INSTRUCTIONS FOR THE TASK -> Without the pictures, copy the entries below word for word.

━━━━━ RECORDS FOR THE TASK ━━━━━

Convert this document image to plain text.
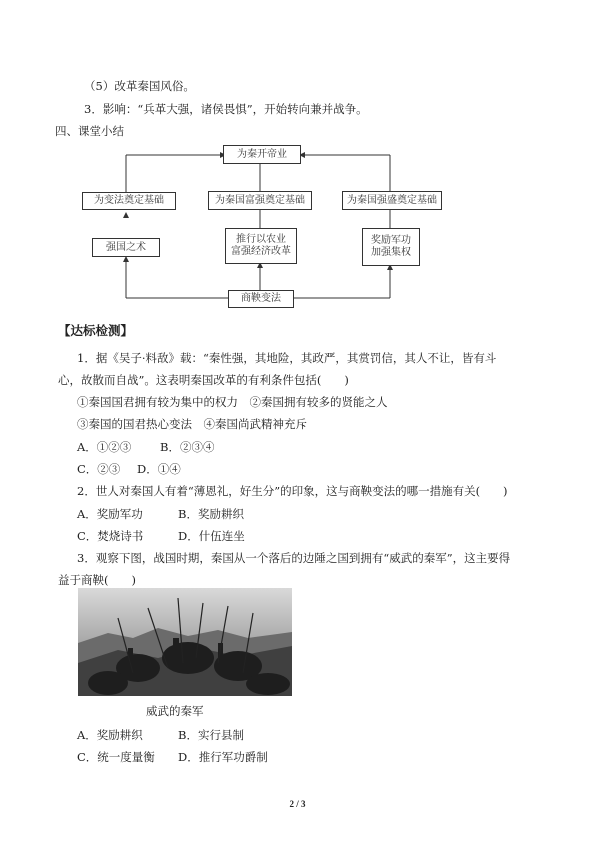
（5）改革秦国风俗。
3．影响：“兵革大强，诸侯畏惧”，开始转向兼并战争。
四、课堂小结
为秦开帝业
为变法奠定基础	为秦国富强奠定基础	为秦国强盛奠定基础
强国之术
推行以农业
富强经济改革
奖励军功
加强集权
商鞅变法
【达标检测】
1．据《吴子·料敌》载：“秦性强，其地险，其政严，其赏罚信，其人不让，皆有斗
心，故散而自战”。这表明秦国改革的有利条件包括(　　)
①秦国国君拥有较为集中的权力　②秦国拥有较多的贤能之人
③秦国的国君热心变法　④秦国尚武精神充斥
A．①②③ B．②③④
C．②③ D．①④
2．世人对秦国人有着“薄恩礼，好生分”的印象，这与商鞅变法的哪一措施有关(　　)
A．奖励军功	B．奖励耕织
C．焚烧诗书	D．什伍连坐
3．观察下图，战国时期，秦国从一个落后的边陲之国到拥有“威武的秦军”，这主要得
益于商鞅(　　)
威武的秦军
A．奖励耕织	B．实行县制
C．统一度量衡 D．推行军功爵制
2 / 3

━━━━━

FINAL RESULT ->
Convert this document image to plain text.
（5）改革秦国风俗。
3．影响：“兵革大强，诸侯畏惧”，开始转向兼并战争。
四、课堂小结
为秦开帝业
为变法奠定基础	为秦国富强奠定基础	为秦国强盛奠定基础
强国之术
推行以农业
富强经济改革
奖励军功
加强集权
商鞅变法
【达标检测】
1．据《吴子·料敌》载：“秦性强，其地险，其政严，其赏罚信，其人不让，皆有斗
心，故散而自战”。这表明秦国改革的有利条件包括(　　)
①秦国国君拥有较为集中的权力　②秦国拥有较多的贤能之人
③秦国的国君热心变法　④秦国尚武精神充斥
A．①②③ B．②③④
C．②③ D．①④
2．世人对秦国人有着“薄恩礼，好生分”的印象，这与商鞅变法的哪一措施有关(　　)
A．奖励军功	B．奖励耕织
C．焚烧诗书	D．什伍连坐
3．观察下图，战国时期，秦国从一个落后的边陲之国到拥有“威武的秦军”，这主要得
益于商鞅(　　)
威武的秦军
A．奖励耕织	B．实行县制
C．统一度量衡 D．推行军功爵制
2 / 3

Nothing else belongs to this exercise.